**Soal Tugas 1:**
Tulis ulang teks tentang rindu pada kereta, mulai dari "Dunia Harus Tahu: Kangen" sampai "bagiku dan kereta.", dengan mengganti "jarak" menjadi "waktu".

**Kutipan Terpilih:**
··········

Dunia Harus Tahu: Kangen Kereta dan Sekitarnya

Hampir 3 bulan aku tak jumpa denganmu secara langsung bahkan hanya suaramu aku tidak bisa mendengarkan, ah begini saja buat rindu. Aku merasa terlalu jauh. Benar-benar jarak menjadi penghalang bagiku buat lagi melangkahkan kaki ke tempatmu berhenti sebentar di stasiun. 

STASIUN 
Pemberhentian yang satu ini saja sudah buatku hampir gila jika memikirkannya. Yap! Bagian paling dasar dari kereta ini adalah awal mula aku menyukai kereta. Sama seperti kesan pertama, begitulah stasiun jadi perantara bagiku dan kereta.

··········

**Catatan Tersedia:**
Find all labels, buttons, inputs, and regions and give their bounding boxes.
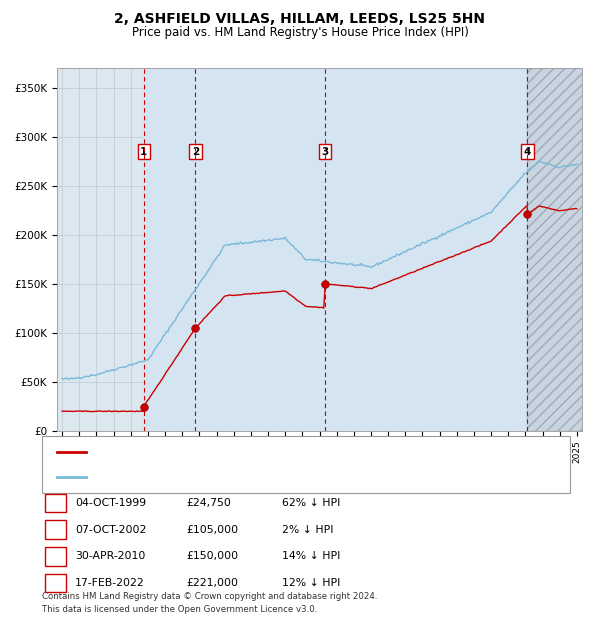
Text: £150,000: £150,000: [186, 551, 238, 562]
Bar: [527, 68, 586, 431]
Bar: [144, 68, 527, 431]
Text: 4: 4: [524, 146, 531, 156]
Text: This data is licensed under the Open Government Licence v3.0.: This data is licensed under the Open Gov…: [42, 604, 317, 614]
Bar: [527, 68, 586, 431]
Text: 04-OCT-1999: 04-OCT-1999: [75, 498, 146, 508]
Text: 3: 3: [322, 146, 329, 156]
Text: 2: 2: [52, 525, 59, 535]
Text: 17-FEB-2022: 17-FEB-2022: [75, 578, 145, 588]
Text: 2, ASHFIELD VILLAS, HILLAM, LEEDS, LS25 5HN: 2, ASHFIELD VILLAS, HILLAM, LEEDS, LS25 …: [115, 12, 485, 27]
Text: 14% ↓ HPI: 14% ↓ HPI: [282, 551, 340, 562]
Text: 4: 4: [52, 578, 59, 588]
Text: 1: 1: [52, 498, 59, 508]
Text: 3: 3: [52, 551, 59, 562]
Text: Contains HM Land Registry data © Crown copyright and database right 2024.: Contains HM Land Registry data © Crown c…: [42, 592, 377, 601]
Text: £105,000: £105,000: [186, 525, 238, 535]
Text: 2% ↓ HPI: 2% ↓ HPI: [282, 525, 334, 535]
Text: HPI: Average price, semi-detached house, North Yorkshire: HPI: Average price, semi-detached house,…: [92, 472, 380, 482]
Text: 1: 1: [140, 146, 148, 156]
Text: 2, ASHFIELD VILLAS, HILLAM, LEEDS, LS25 5HN (semi-detached house): 2, ASHFIELD VILLAS, HILLAM, LEEDS, LS25 …: [92, 447, 446, 458]
Text: 2: 2: [192, 146, 199, 156]
Text: 62% ↓ HPI: 62% ↓ HPI: [282, 498, 340, 508]
Text: Price paid vs. HM Land Registry's House Price Index (HPI): Price paid vs. HM Land Registry's House …: [131, 26, 469, 39]
Text: 07-OCT-2002: 07-OCT-2002: [75, 525, 146, 535]
Text: 30-APR-2010: 30-APR-2010: [75, 551, 145, 562]
Text: £221,000: £221,000: [186, 578, 238, 588]
Text: £24,750: £24,750: [186, 498, 231, 508]
Text: 12% ↓ HPI: 12% ↓ HPI: [282, 578, 340, 588]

··········

**Soal Tugas 2:**
Ambil semua baris catatan yang mengandung kata "data". Huruf besar dan kecil dibedakan.

**Jawaban Lengkap 1:**
Dunia Harus Tahu: Kangen Kereta dan Sekitarnya

Hampir 3 bulan aku tak jumpa denganmu secara langsung bahkan hanya suaramu aku tidak bisa mendengarkan, ah begini saja buat rindu. Aku merasa terlalu jauh. Benar-benar waktu menjadi penghalang bagiku buat lagi melangkahkan kaki ke tempatmu berhenti sebentar di stasiun. 

STASIUN 
Pemberhentian yang satu ini saja sudah buatku hampir gila jika memikirkannya. Yap! Bagian paling dasar dari kereta ini adalah awal mula aku menyukai kereta. Sama seperti kesan pertama, begitulah stasiun jadi perantara bagiku dan kereta.

**Jawaban Lengkap 2:**
Text: This data is licensed under the Open Government Licence v3.0.: This data is licensed under the Open Gov…: [42, 604, 317, 614]
Text: Contains HM Land Registry data © Crown copyright and database right 2024.: Contains HM Land Registry data © Crown c…: [42, 592, 377, 601]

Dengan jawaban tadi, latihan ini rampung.